:: Material to process

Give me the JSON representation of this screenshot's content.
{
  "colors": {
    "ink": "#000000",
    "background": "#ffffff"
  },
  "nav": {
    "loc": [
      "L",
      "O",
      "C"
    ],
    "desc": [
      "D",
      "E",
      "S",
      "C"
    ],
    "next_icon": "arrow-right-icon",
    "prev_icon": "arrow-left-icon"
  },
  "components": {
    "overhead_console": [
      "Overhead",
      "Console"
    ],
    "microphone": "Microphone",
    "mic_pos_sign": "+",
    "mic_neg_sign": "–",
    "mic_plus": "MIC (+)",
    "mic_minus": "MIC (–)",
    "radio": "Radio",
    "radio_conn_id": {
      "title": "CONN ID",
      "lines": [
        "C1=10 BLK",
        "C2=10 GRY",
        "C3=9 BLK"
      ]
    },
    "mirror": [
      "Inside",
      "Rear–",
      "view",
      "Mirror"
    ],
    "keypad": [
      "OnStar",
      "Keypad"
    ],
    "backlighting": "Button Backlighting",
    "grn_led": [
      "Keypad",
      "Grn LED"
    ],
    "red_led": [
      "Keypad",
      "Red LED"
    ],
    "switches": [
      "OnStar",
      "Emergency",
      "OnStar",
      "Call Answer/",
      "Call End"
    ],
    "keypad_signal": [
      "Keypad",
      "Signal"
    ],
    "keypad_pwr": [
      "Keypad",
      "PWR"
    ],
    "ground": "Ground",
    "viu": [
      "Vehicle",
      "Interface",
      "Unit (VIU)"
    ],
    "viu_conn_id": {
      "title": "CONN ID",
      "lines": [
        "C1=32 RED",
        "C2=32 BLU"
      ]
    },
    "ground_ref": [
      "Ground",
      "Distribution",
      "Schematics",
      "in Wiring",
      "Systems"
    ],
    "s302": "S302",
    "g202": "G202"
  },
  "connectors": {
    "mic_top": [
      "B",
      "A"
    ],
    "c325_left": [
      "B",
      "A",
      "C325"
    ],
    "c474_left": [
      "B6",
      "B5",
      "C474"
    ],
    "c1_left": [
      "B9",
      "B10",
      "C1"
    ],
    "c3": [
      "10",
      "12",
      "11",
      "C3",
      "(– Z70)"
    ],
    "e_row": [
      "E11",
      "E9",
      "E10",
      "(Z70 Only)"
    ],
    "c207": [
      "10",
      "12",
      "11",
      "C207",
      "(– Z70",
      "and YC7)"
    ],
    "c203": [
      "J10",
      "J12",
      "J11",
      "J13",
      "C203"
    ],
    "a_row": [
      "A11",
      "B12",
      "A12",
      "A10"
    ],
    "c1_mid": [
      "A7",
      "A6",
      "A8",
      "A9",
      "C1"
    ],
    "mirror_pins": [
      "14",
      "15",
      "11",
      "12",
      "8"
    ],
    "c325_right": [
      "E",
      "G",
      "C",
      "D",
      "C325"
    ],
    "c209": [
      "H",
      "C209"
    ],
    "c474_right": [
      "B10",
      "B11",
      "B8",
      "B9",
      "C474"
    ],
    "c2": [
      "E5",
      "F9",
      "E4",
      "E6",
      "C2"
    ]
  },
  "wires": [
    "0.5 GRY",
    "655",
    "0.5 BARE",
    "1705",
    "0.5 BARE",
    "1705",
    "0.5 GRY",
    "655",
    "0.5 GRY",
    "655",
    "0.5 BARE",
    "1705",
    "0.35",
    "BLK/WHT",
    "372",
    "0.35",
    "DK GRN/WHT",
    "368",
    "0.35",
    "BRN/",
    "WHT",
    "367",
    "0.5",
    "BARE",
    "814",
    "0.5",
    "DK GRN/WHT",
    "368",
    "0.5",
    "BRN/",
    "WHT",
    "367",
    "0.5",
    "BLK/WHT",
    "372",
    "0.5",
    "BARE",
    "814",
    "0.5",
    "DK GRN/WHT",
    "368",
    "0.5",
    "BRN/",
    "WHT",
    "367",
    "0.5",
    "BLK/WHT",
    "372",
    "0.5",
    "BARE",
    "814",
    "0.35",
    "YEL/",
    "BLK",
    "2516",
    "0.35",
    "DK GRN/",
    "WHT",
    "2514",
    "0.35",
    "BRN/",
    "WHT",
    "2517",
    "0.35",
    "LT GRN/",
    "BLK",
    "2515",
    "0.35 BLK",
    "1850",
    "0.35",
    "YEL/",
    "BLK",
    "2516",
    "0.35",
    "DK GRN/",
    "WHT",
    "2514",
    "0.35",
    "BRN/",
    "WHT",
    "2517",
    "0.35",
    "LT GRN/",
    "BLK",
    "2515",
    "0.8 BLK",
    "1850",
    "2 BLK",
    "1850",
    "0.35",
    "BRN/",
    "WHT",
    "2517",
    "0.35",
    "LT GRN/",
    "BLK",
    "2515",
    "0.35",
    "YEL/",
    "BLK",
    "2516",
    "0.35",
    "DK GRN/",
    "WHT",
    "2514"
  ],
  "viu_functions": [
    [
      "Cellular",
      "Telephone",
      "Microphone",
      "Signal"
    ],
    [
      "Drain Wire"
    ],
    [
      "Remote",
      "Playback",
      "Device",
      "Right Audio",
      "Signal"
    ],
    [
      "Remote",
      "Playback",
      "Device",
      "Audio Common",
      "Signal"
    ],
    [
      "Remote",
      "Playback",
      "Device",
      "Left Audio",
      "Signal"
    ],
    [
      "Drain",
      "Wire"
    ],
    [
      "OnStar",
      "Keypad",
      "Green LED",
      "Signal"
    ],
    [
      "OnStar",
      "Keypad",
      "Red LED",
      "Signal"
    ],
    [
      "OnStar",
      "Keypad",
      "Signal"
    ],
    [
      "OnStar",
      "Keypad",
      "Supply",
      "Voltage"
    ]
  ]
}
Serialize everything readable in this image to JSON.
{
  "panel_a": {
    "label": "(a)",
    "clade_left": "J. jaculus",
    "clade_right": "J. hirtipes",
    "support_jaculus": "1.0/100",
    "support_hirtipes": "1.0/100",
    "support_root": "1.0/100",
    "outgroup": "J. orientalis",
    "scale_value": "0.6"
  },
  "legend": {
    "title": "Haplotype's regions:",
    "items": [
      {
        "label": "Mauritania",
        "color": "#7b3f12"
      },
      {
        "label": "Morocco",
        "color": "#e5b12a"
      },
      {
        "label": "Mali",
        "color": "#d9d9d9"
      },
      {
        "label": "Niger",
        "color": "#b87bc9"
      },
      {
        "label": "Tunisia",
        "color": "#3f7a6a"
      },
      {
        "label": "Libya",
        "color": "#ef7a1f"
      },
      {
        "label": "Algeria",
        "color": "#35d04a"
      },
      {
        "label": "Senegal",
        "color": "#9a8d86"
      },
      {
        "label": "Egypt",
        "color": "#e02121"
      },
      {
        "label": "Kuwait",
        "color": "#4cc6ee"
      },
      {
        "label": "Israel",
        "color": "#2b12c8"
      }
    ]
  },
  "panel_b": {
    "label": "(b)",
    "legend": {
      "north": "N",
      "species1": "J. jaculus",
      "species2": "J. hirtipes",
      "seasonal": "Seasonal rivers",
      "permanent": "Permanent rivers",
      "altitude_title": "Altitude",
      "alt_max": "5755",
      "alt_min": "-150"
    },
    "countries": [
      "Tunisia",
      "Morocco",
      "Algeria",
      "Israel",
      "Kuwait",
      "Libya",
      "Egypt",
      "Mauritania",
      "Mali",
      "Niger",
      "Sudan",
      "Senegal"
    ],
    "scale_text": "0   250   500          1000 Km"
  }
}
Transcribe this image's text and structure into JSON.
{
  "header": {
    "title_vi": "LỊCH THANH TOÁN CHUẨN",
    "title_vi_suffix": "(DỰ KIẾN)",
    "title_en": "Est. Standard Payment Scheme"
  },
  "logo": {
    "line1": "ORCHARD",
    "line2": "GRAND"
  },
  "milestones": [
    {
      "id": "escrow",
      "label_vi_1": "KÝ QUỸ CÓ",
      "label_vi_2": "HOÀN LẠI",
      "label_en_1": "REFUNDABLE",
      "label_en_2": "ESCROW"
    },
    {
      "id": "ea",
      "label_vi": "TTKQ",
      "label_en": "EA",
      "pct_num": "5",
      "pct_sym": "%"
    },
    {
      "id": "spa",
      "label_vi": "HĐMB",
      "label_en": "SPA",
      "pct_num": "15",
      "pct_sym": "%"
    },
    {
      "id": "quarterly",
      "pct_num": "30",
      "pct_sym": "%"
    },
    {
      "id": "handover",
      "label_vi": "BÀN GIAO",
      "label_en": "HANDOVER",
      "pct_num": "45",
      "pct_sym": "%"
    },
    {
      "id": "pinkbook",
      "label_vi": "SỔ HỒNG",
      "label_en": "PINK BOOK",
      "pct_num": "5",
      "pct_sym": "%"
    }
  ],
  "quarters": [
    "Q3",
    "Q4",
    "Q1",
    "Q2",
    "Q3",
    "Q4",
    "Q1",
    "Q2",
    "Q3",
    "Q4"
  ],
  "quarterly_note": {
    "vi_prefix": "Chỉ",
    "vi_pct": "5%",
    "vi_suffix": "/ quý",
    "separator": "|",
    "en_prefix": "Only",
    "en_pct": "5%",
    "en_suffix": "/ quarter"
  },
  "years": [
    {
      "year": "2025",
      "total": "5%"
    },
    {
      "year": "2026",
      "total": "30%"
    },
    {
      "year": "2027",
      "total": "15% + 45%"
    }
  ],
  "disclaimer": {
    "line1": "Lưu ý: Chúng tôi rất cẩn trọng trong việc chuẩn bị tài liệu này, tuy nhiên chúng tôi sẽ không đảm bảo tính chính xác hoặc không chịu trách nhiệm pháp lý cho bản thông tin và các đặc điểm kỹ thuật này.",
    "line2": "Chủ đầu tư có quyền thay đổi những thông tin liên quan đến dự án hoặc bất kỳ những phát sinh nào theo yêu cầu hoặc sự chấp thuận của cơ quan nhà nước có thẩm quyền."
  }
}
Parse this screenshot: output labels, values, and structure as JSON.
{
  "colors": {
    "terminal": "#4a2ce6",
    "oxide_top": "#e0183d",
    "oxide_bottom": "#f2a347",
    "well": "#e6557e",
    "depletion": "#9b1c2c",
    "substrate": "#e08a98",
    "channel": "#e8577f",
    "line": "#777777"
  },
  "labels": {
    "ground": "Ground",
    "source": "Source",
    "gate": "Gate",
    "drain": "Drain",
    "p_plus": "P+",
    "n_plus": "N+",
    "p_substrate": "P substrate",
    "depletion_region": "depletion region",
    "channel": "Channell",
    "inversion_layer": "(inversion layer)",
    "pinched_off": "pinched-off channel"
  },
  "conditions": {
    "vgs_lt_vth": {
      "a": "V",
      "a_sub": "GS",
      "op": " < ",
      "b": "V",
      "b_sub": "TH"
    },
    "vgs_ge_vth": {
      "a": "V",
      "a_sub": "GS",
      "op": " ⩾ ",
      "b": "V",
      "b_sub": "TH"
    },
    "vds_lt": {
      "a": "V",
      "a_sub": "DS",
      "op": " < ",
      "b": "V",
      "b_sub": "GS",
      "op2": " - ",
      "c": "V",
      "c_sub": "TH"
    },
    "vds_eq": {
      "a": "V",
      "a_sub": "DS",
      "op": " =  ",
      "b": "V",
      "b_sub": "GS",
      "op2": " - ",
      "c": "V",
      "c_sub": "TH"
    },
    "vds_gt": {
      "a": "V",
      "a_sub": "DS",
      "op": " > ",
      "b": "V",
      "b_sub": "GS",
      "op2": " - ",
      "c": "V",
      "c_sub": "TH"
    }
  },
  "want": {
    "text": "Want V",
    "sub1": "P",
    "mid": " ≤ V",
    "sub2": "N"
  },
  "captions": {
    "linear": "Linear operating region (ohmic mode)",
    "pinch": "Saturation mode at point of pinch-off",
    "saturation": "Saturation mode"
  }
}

::::

| Work to complete |
Give back, exactly as written, the lines from the one with "Parse this screenshot: output" to the last line.

| Problem solution |
Parse this screenshot: output labels, values, and structure as JSON.
{
  "colors": {
    "terminal": "#4a2ce6",
    "oxide_top": "#e0183d",
    "oxide_bottom": "#f2a347",
    "well": "#e6557e",
    "depletion": "#9b1c2c",
    "substrate": "#e08a98",
    "channel": "#e8577f",
    "line": "#777777"
  },
  "labels": {
    "ground": "Ground",
    "source": "Source",
    "gate": "Gate",
    "drain": "Drain",
    "p_plus": "P+",
    "n_plus": "N+",
    "p_substrate": "P substrate",
    "depletion_region": "depletion region",
    "channel": "Channell",
    "inversion_layer": "(inversion layer)",
    "pinched_off": "pinched-off channel"
  },
  "conditions": {
    "vgs_lt_vth": {
      "a": "V",
      "a_sub": "GS",
      "op": " < ",
      "b": "V",
      "b_sub": "TH"
    },
    "vgs_ge_vth": {
      "a": "V",
      "a_sub": "GS",
      "op": " ⩾ ",
      "b": "V",
      "b_sub": "TH"
    },
    "vds_lt": {
      "a": "V",
      "a_sub": "DS",
      "op": " < ",
      "b": "V",
      "b_sub": "GS",
      "op2": " - ",
      "c": "V",
      "c_sub": "TH"
    },
    "vds_eq": {
      "a": "V",
      "a_sub": "DS",
      "op": " =  ",
      "b": "V",
      "b_sub": "GS",
      "op2": " - ",
      "c": "V",
      "c_sub": "TH"
    },
    "vds_gt": {
      "a": "V",
      "a_sub": "DS",
      "op": " > ",
      "b": "V",
      "b_sub": "GS",
      "op2": " - ",
      "c": "V",
      "c_sub": "TH"
    }
  },
  "want": {
    "text": "Want V",
    "sub1": "P",
    "mid": " ≤ V",
    "sub2": "N"
  },
  "captions": {
    "linear": "Linear operating region (ohmic mode)",
    "pinch": "Saturation mode at point of pinch-off",
    "saturation": "Saturation mode"
  }
}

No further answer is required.